▶ EXERCISE BRIEF:
Give the data a second time, exactly and in full.

____

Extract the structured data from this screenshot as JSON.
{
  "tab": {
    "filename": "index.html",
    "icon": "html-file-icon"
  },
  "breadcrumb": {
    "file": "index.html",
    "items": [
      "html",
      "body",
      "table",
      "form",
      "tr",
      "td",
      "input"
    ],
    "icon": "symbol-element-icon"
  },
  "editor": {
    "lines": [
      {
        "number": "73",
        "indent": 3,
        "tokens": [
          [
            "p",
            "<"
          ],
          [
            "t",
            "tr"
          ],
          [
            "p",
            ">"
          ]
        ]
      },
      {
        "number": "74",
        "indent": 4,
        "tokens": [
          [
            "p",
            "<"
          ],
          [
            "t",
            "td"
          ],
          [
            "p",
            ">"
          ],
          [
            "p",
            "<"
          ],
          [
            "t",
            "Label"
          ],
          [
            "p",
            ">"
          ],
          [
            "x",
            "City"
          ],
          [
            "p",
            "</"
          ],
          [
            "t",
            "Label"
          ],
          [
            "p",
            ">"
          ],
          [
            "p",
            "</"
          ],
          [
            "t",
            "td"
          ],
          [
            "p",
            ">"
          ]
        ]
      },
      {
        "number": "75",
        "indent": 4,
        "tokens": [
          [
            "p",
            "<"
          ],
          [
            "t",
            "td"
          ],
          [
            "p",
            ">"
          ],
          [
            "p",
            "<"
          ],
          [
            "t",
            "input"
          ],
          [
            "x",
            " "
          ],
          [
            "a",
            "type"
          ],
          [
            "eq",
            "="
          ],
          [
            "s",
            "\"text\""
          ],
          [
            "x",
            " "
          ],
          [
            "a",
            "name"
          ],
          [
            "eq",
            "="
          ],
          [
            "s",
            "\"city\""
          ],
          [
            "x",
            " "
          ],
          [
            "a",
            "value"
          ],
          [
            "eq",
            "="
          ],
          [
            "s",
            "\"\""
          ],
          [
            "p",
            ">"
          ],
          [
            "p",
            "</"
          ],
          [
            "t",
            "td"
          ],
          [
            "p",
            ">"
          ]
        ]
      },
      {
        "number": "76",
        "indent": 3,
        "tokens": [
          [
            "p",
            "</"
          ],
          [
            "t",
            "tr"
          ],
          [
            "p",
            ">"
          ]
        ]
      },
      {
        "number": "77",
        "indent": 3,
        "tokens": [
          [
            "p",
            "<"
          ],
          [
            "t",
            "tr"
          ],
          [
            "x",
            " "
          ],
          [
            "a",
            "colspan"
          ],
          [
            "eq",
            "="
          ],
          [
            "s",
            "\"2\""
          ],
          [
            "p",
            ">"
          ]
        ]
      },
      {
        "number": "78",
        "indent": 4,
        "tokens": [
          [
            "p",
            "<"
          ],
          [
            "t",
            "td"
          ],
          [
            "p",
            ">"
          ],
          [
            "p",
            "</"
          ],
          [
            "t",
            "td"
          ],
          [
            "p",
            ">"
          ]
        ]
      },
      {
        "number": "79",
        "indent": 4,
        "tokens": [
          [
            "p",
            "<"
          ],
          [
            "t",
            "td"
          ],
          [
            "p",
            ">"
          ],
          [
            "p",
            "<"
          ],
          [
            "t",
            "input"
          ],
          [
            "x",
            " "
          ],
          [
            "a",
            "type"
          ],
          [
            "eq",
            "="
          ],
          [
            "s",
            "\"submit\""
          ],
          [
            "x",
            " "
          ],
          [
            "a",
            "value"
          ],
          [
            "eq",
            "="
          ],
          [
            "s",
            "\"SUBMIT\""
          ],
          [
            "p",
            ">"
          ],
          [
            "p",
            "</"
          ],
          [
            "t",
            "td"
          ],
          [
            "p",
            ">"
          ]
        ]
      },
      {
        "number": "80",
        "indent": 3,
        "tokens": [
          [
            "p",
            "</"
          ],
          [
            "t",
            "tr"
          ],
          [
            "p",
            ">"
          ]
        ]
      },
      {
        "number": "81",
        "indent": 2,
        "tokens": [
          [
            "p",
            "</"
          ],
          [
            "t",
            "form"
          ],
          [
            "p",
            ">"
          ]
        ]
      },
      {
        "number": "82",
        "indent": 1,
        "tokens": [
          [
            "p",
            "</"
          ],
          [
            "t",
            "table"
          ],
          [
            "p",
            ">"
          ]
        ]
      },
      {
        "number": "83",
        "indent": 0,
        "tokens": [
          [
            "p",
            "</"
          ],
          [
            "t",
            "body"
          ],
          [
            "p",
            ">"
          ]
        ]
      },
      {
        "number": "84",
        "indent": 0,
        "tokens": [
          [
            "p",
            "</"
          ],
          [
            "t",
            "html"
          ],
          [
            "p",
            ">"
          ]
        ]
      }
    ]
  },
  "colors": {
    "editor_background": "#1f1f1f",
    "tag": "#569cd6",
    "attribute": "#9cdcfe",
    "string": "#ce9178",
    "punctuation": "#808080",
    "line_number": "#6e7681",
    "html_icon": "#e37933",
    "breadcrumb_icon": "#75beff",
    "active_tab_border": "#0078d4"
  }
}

____

▶ TASK OUTPUT:
Extract the structured data from this screenshot as JSON.
{
  "tab": {
    "filename": "index.html",
    "icon": "html-file-icon"
  },
  "breadcrumb": {
    "file": "index.html",
    "items": [
      "html",
      "body",
      "table",
      "form",
      "tr",
      "td",
      "input"
    ],
    "icon": "symbol-element-icon"
  },
  "editor": {
    "lines": [
      {
        "number": "73",
        "indent": 3,
        "tokens": [
          [
            "p",
            "<"
          ],
          [
            "t",
            "tr"
          ],
          [
            "p",
            ">"
          ]
        ]
      },
      {
        "number": "74",
        "indent": 4,
        "tokens": [
          [
            "p",
            "<"
          ],
          [
            "t",
            "td"
          ],
          [
            "p",
            ">"
          ],
          [
            "p",
            "<"
          ],
          [
            "t",
            "Label"
          ],
          [
            "p",
            ">"
          ],
          [
            "x",
            "City"
          ],
          [
            "p",
            "</"
          ],
          [
            "t",
            "Label"
          ],
          [
            "p",
            ">"
          ],
          [
            "p",
            "</"
          ],
          [
            "t",
            "td"
          ],
          [
            "p",
            ">"
          ]
        ]
      },
      {
        "number": "75",
        "indent": 4,
        "tokens": [
          [
            "p",
            "<"
          ],
          [
            "t",
            "td"
          ],
          [
            "p",
            ">"
          ],
          [
            "p",
            "<"
          ],
          [
            "t",
            "input"
          ],
          [
            "x",
            " "
          ],
          [
            "a",
            "type"
          ],
          [
            "eq",
            "="
          ],
          [
            "s",
            "\"text\""
          ],
          [
            "x",
            " "
          ],
          [
            "a",
            "name"
          ],
          [
            "eq",
            "="
          ],
          [
            "s",
            "\"city\""
          ],
          [
            "x",
            " "
          ],
          [
            "a",
            "value"
          ],
          [
            "eq",
            "="
          ],
          [
            "s",
            "\"\""
          ],
          [
            "p",
            ">"
          ],
          [
            "p",
            "</"
          ],
          [
            "t",
            "td"
          ],
          [
            "p",
            ">"
          ]
        ]
      },
      {
        "number": "76",
        "indent": 3,
        "tokens": [
          [
            "p",
            "</"
          ],
          [
            "t",
            "tr"
          ],
          [
            "p",
            ">"
          ]
        ]
      },
      {
        "number": "77",
        "indent": 3,
        "tokens": [
          [
            "p",
            "<"
          ],
          [
            "t",
            "tr"
          ],
          [
            "x",
            " "
          ],
          [
            "a",
            "colspan"
          ],
          [
            "eq",
            "="
          ],
          [
            "s",
            "\"2\""
          ],
          [
            "p",
            ">"
          ]
        ]
      },
      {
        "number": "78",
        "indent": 4,
        "tokens": [
          [
            "p",
            "<"
          ],
          [
            "t",
            "td"
          ],
          [
            "p",
            ">"
          ],
          [
            "p",
            "</"
          ],
          [
            "t",
            "td"
          ],
          [
            "p",
            ">"
          ]
        ]
      },
      {
        "number": "79",
        "indent": 4,
        "tokens": [
          [
            "p",
            "<"
          ],
          [
            "t",
            "td"
          ],
          [
            "p",
            ">"
          ],
          [
            "p",
            "<"
          ],
          [
            "t",
            "input"
          ],
          [
            "x",
            " "
          ],
          [
            "a",
            "type"
          ],
          [
            "eq",
            "="
          ],
          [
            "s",
            "\"submit\""
          ],
          [
            "x",
            " "
          ],
          [
            "a",
            "value"
          ],
          [
            "eq",
            "="
          ],
          [
            "s",
            "\"SUBMIT\""
          ],
          [
            "p",
            ">"
          ],
          [
            "p",
            "</"
          ],
          [
            "t",
            "td"
          ],
          [
            "p",
            ">"
          ]
        ]
      },
      {
        "number": "80",
        "indent": 3,
        "tokens": [
          [
            "p",
            "</"
          ],
          [
            "t",
            "tr"
          ],
          [
            "p",
            ">"
          ]
        ]
      },
      {
        "number": "81",
        "indent": 2,
        "tokens": [
          [
            "p",
            "</"
          ],
          [
            "t",
            "form"
          ],
          [
            "p",
            ">"
          ]
        ]
      },
      {
        "number": "82",
        "indent": 1,
        "tokens": [
          [
            "p",
            "</"
          ],
          [
            "t",
            "table"
          ],
          [
            "p",
            ">"
          ]
        ]
      },
      {
        "number": "83",
        "indent": 0,
        "tokens": [
          [
            "p",
            "</"
          ],
          [
            "t",
            "body"
          ],
          [
            "p",
            ">"
          ]
        ]
      },
      {
        "number": "84",
        "indent": 0,
        "tokens": [
          [
            "p",
            "</"
          ],
          [
            "t",
            "html"
          ],
          [
            "p",
            ">"
          ]
        ]
      }
    ]
  },
  "colors": {
    "editor_background": "#1f1f1f",
    "tag": "#569cd6",
    "attribute": "#9cdcfe",
    "string": "#ce9178",
    "punctuation": "#808080",
    "line_number": "#6e7681",
    "html_icon": "#e37933",
    "breadcrumb_icon": "#75beff",
    "active_tab_border": "#0078d4"
  }
}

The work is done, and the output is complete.